Begin

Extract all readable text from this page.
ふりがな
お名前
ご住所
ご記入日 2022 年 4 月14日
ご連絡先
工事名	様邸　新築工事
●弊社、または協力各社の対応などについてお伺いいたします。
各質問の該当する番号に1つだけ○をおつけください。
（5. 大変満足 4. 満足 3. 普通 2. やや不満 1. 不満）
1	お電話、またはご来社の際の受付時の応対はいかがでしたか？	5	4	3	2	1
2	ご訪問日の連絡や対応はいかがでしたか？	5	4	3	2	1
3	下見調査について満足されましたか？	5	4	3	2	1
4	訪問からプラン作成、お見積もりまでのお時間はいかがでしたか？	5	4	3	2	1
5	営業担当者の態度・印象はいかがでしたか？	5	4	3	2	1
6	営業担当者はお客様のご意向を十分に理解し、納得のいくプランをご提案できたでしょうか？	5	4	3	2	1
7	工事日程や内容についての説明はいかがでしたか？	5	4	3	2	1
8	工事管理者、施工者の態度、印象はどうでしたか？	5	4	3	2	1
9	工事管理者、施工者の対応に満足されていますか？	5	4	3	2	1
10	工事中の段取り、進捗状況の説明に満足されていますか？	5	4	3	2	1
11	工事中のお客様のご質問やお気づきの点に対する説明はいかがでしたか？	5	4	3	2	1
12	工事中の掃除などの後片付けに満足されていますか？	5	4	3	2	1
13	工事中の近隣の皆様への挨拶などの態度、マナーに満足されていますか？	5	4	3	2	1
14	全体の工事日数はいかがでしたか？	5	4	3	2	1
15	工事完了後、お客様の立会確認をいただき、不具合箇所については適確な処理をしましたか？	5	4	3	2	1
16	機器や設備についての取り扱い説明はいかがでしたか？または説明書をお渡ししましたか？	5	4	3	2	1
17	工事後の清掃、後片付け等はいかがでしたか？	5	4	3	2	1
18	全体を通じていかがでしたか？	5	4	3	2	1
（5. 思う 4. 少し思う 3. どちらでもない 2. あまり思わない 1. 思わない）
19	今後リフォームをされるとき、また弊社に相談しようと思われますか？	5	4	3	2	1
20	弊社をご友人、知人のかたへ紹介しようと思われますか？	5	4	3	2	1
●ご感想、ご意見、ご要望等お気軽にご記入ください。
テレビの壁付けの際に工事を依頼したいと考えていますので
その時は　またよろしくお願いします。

End

Tally how many lines in the material above hold the word "工事管理者". Write only that number.

2